- GIVEN EXERCISE -
Copy exactly the run of lines that begins at the line with "What text is on this page?" and ends at the final line of the entries.

— begin —

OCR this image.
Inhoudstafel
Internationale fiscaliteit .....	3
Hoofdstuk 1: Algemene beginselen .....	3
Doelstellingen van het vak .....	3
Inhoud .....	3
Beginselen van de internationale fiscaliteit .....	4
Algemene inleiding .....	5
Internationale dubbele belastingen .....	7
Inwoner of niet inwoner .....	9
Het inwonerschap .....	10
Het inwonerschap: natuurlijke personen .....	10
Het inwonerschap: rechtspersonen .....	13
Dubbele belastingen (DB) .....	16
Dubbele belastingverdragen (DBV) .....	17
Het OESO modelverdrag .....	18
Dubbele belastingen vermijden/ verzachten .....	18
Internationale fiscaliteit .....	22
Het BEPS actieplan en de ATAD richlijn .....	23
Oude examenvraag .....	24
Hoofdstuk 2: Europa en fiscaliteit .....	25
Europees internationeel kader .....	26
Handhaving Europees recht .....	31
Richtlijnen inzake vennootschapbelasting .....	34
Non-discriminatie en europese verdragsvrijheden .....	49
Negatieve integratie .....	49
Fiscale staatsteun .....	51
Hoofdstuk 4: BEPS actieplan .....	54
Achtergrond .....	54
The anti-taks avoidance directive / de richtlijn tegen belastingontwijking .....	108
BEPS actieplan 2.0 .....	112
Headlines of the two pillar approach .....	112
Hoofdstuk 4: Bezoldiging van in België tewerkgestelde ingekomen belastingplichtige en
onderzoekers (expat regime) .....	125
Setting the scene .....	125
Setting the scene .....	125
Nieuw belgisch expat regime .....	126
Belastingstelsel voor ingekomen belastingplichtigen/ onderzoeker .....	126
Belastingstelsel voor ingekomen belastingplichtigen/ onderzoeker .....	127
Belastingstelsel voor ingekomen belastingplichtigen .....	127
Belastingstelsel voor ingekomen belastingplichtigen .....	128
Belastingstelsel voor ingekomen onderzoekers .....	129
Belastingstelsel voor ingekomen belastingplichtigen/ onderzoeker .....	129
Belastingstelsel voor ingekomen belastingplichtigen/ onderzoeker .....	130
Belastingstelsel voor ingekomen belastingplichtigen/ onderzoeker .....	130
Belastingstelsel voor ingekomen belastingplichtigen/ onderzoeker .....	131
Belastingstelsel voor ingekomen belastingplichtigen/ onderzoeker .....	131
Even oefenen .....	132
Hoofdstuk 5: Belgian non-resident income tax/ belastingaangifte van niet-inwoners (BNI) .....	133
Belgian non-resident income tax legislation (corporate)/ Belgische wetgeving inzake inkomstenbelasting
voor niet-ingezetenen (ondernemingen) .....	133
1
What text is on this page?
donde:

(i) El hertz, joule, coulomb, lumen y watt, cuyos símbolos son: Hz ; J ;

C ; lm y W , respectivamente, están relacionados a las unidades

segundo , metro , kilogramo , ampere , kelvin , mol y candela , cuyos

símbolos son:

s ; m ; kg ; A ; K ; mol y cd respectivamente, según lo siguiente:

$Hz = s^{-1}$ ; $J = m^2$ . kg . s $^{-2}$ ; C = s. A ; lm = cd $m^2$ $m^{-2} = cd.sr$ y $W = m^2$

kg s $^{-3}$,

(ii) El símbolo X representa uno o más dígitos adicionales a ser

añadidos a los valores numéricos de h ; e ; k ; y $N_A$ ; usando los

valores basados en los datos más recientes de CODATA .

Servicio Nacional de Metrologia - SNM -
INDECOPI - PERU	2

— end —

- EXERCISE RESULT -
What text is on this page?
donde:

(i) El hertz, joule, coulomb, lumen y watt, cuyos símbolos son: Hz ; J ;

C ; lm y W , respectivamente, están relacionados a las unidades

segundo , metro , kilogramo , ampere , kelvin , mol y candela , cuyos

símbolos son:

s ; m ; kg ; A ; K ; mol y cd respectivamente, según lo siguiente:

$Hz = s^{-1}$ ; $J = m^2$ . kg . s $^{-2}$ ; C = s. A ; lm = cd $m^2$ $m^{-2} = cd.sr$ y $W = m^2$

kg s $^{-3}$,

(ii) El símbolo X representa uno o más dígitos adicionales a ser

añadidos a los valores numéricos de h ; e ; k ; y $N_A$ ; usando los

valores basados en los datos más recientes de CODATA .

Servicio Nacional de Metrologia - SNM -
INDECOPI - PERU	2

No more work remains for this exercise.